Testo fornito:
________________
Le biciclette della mia vita

19 Giugno 2024

Olena, che preferisce farsi chiamare Elena, è arrivata a Nonantola insieme alla madre a seguito dell’acuirsi della guerra in Ucraina nel marzo del 2022. Ma come racconta anche lei, è “in fuga” da molto prima. Durante una delle lezioni di italiano del gruppo avanzato della Scuola Frisoun, dopo che abbiamo raccontato la novella del Boccaccio “Andreuccio di Perugia” (che nonostante le disavventure strampalate che gli capitano a Napoli, torna a casa con un anello prezioso, più ricco di quanto non fosse all’inizio della storia) abbiamo chiesto agli studenti se nella loro vita ci fosse un oggetto importante, che li facesse sentire “ricchi”. Elena ha pensato subito alle biciclette della sua vita. Il racconto che segue è frutto di un’intervista di gruppo che i maestri e i suoi compagni le hanno fatto a distanza di una settimana per raccogliere più dettagli della sua storia.


Per prima cosa vorrei dire che gli oggetti materiali, da quando sono stata costretta a lasciare la mia casa di Lugansk, nel 2014, non sono più così importanti per me. Ma se proprio dovessi dire un oggetto che è stato “prezioso” nella mia vita direi la bicicletta. Non dico questa bicicletta, la bici che uso a Nonantola, ma le biciclette in generale.

A volte penso allo zio Tolia, che a 12 anni mi ha insegnato ad andare in bicicletta e ancora mi viene da ringraziarlo, ovunque si trovi, per il regalo che mi ha fatto. La sua famiglia abitava vicino alla mia, a Lugansk. Io ero molto amica di sua figlia. Lei ora vive in Russia e ci sentiamo spesso. Io non ho mai conosciuto mio padre, vivevo solo con mia madre, e d’estate Tolia mi portava in vacanza con sua figlia nella casa di campagna della nonna. E là mi ha insegnato ad andare in bici.
________________
Voci elencate:
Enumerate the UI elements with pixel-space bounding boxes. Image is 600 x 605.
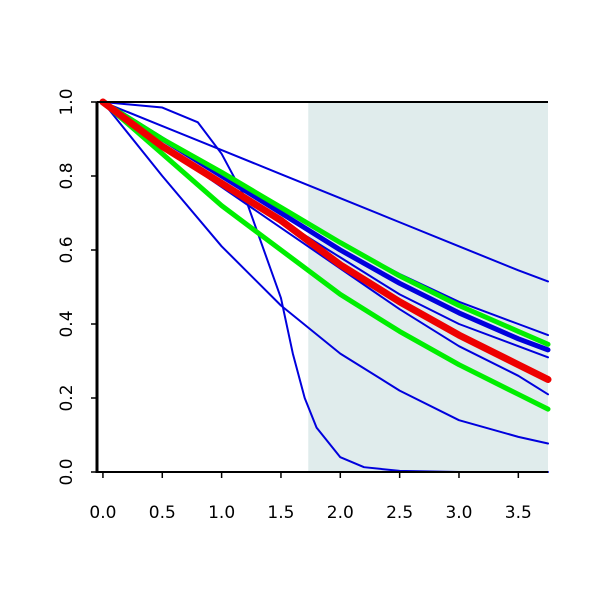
x-tick-label: 2.0: [327, 503, 354, 523]
x-tick-label: 3.0: [445, 503, 472, 523]
x-tick-label: 0.5: [149, 503, 176, 523]
x-tick-label: 3.5: [505, 503, 532, 523]
series-line-6: [101, 101, 549, 473]
y-tick-label: 0.4: [57, 310, 77, 337]
x-tick-label: 1.0: [208, 503, 235, 523]
y-tick-label: 1.0: [57, 88, 77, 115]
y-tick-label: 0.8: [57, 162, 77, 189]
series-line-8: [100, 99, 551, 347]
series-line-9: [100, 99, 551, 412]
x-tick-label: 1.5: [267, 503, 294, 523]
x-tick-label: 0.0: [89, 503, 116, 523]
axes-layer: 0.0 0.5 1.0 1.5 2.0 2.5 3.0 3.5 0.0 0.2 0.4 0.6 0.8 1…: [57, 88, 548, 523]
y-tick-label: 0.2: [57, 384, 77, 411]
x-tick-label: 2.5: [386, 503, 413, 523]
series-layer: [99, 98, 552, 473]
series-line-1: [101, 101, 549, 283]
y-tick-label: 0.0: [57, 458, 77, 485]
y-tick-label: 0.6: [57, 236, 77, 263]
series-line-10: [99, 98, 552, 383]
series-line-5: [101, 101, 549, 445]
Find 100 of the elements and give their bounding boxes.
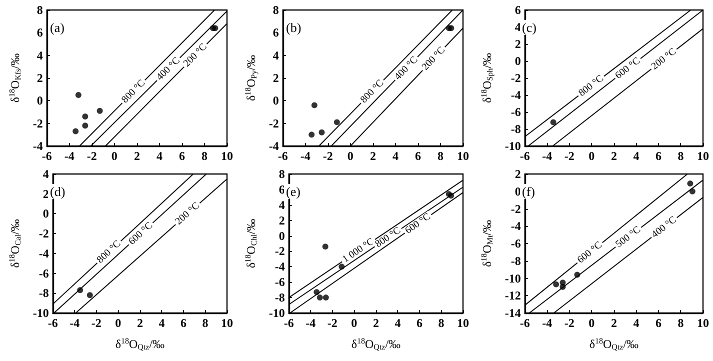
y-tick-label: -2	[38, 226, 49, 241]
x-tick-label: -4	[306, 316, 316, 330]
y-axis-title: δ18OChl/‰	[244, 218, 258, 268]
x-tick-label: 8	[202, 316, 208, 330]
annotation: (e)	[286, 184, 300, 199]
x-tick-label: 0	[588, 316, 595, 330]
annotation: (a)	[50, 20, 64, 35]
x-tick-label: 0	[347, 149, 354, 163]
x-tick-label: 8	[678, 316, 684, 330]
y-tick-label: -10	[268, 306, 285, 320]
y-tick-label: -2	[274, 244, 285, 258]
y-tick-label: 2	[514, 37, 521, 51]
x-tick-label: -2	[564, 149, 574, 163]
y-tick-label: 6	[514, 3, 521, 17]
x-tick-label: 0	[588, 149, 595, 163]
x-tick-label: -2	[86, 149, 97, 163]
y-tick-label: 2	[514, 167, 521, 181]
y-tick-label: 0	[272, 94, 279, 108]
y-tick-label: -2	[510, 202, 521, 216]
y-tick-label: 0	[514, 54, 521, 68]
x-tick-label: 8	[437, 149, 444, 163]
text: 400 °C	[154, 55, 183, 83]
x-tick-label: 6	[416, 316, 422, 330]
text: 800 °C	[94, 238, 124, 266]
text: 500 °C	[614, 224, 644, 250]
x-tick-label: -4	[542, 316, 552, 330]
text: 600 °C	[576, 239, 605, 266]
x-tick-label: -4	[64, 149, 74, 163]
text: 600 °C	[613, 55, 643, 82]
y-tick-label: -6	[274, 275, 285, 290]
y-tick-label: -6	[510, 105, 521, 119]
text: 800 °C	[358, 77, 386, 106]
y-tick-label: -4	[32, 139, 43, 153]
y-tick-label: -12	[504, 288, 521, 303]
y-tick-label: -4	[38, 246, 49, 260]
y-tick-label: 2	[36, 71, 43, 85]
x-tick-label: 2	[370, 149, 376, 163]
y-tick-label: 0	[36, 94, 43, 108]
x-tick-label: 4	[633, 316, 640, 330]
y-axis-title: δ18OMt/‰	[480, 220, 494, 267]
y-axis-title: δ18OPy/‰	[244, 54, 258, 102]
x-tick-label: 6	[180, 316, 186, 330]
y-tick-label: -2	[510, 71, 521, 85]
x-tick-label: -2	[564, 316, 574, 330]
y-tick-label: -8	[38, 286, 49, 300]
annotation: (d)	[50, 184, 66, 199]
x-tick-label: 4	[156, 149, 162, 163]
y-tick-label: 2	[278, 213, 285, 228]
y-tick-label: 4	[42, 167, 49, 181]
text: 200 °C	[182, 41, 210, 70]
y-tick-label: -2	[268, 116, 279, 130]
x-tick-label: 4	[633, 149, 640, 163]
x-tick-label: -4	[70, 316, 80, 330]
x-tick-label: 2	[610, 149, 617, 163]
x-tick-label: -2	[322, 149, 333, 163]
y-tick-label: 4	[514, 20, 521, 34]
text: 200 °C	[649, 46, 679, 72]
text: 400 °C	[392, 54, 420, 82]
x-tick-label: 4	[392, 149, 398, 163]
x-tick-label: 8	[438, 316, 444, 330]
text: 800 °C	[120, 77, 148, 106]
x-tick-label: -2	[91, 316, 102, 330]
y-tick-label: 6	[272, 26, 279, 40]
y-tick-label: -4	[510, 219, 521, 234]
text: 800 °C	[576, 72, 606, 99]
y-tick-label: 2	[272, 71, 279, 85]
annotation: (f)	[522, 184, 535, 199]
y-tick-label: 2	[42, 186, 49, 201]
y-tick-label: 4	[36, 48, 43, 62]
x-tick-label: 4	[394, 316, 401, 330]
y-tick-label: -8	[510, 122, 521, 136]
x-tick-label: 10	[221, 316, 233, 330]
y-tick-label: -10	[504, 139, 521, 153]
x-tick-label: 0	[111, 149, 118, 163]
y-tick-label: 6	[36, 26, 43, 40]
y-tick-label: 4	[272, 48, 279, 62]
x-tick-label: 6	[178, 149, 185, 163]
x-tick-label: 2	[136, 316, 143, 330]
x-tick-label: 2	[134, 149, 140, 163]
x-tick-label: 0	[115, 316, 122, 330]
y-tick-label: -4	[274, 260, 285, 274]
y-tick-label: -2	[32, 116, 43, 130]
text: 600 °C	[403, 211, 433, 236]
y-tick-label: 8	[36, 3, 43, 17]
text: 400 °C	[650, 214, 679, 240]
x-tick-label: 2	[372, 316, 379, 330]
text: 200 °C	[174, 200, 202, 228]
y-tick-label: 8	[278, 167, 285, 181]
y-tick-label: -8	[510, 254, 521, 268]
y-tick-label: -4	[268, 139, 279, 153]
x-tick-label: -4	[542, 149, 552, 163]
x-tick-label: 10	[697, 149, 709, 163]
text: 600 °C	[126, 220, 156, 248]
x-tick-label: 4	[158, 316, 165, 330]
y-axis-title: δ18OKfs/‰	[8, 53, 22, 103]
y-axis-title: δ18OCal/‰	[8, 219, 22, 268]
y-axis-title: δ18OSph/‰	[480, 52, 494, 104]
x-tick-label: 0	[351, 316, 358, 330]
x-tick-label: 10	[457, 316, 469, 330]
y-tick-label: 0	[278, 228, 285, 243]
________________
Compiti ed esercizi:
**a)** Rispondi a queste domande sul racconto delle biciclette di Elena:
(i) In quale mese e anno Elena è arrivata a Nonantola?
(ii) In quale anno ha dovuto lasciare la sua casa di Lugansk?
(iii) A che età lo zio Tolia le ha insegnato ad andare in bicicletta?
**b)** Prosegui il racconto di Elena sulle biciclette a partire dall'ultima frase riportata.

Risultati attesi:
**a)**
(i) Nel marzo del 2022.
(ii) Nel 2014.
(iii) A 12 anni.

**b)**
Dal 2022 abito a Nonantola, ma so come sta la mia casa a Lugansk, perché ho un’amica che vive ancora lì e mi informa sulla situazione. Nella mia casa adesso vive un’altra donna; non prendo affitti, ma almeno non devo pagare tasse e utenze.

Una volta ho letto che la tua casa non è qualsiasi casa, ma è dove ti fermi e senti che non hai più voglia di andare via. Io non so se una casa così l’ho trovata, ma sicuramente la mia casa di Lugansk era molto importante per me. La mamma sostiene che quando ero ragazzina io abbia sempre detto di voler andare via da Lugansk, ma sinceramente non me lo ricordo. Sicuramente dopo il 2014 non ero molto tranquilla là, anche se posso dire di non avere mai avuto dei grandi problemi.

Da quando ho dovuto lasciare Lugansk, nessuna casa è stata più importante per me. Quando nel dicembre del 2014 sono tornata perché c’era una perdita d’acqua nell’appartamento sopra il mio e ho rivisto la mia casa, ho pensato che sarei tornata là solo per morire.

Ho realmente capito cosa fosse una dittatura quando un giorno soldati dell’esercito russo sono entrati a Lugansk e hanno detto: “Questa adesso è casa nostra”. Ho capito che non potevo ribellarmi né protestare, ma anche se stavo zitta, era tutto scritto sulla mia faccia, quindi per me era diventato pericoloso rimanere lì. È così che io e mia madre ci siamo trasferite a Kharkiv.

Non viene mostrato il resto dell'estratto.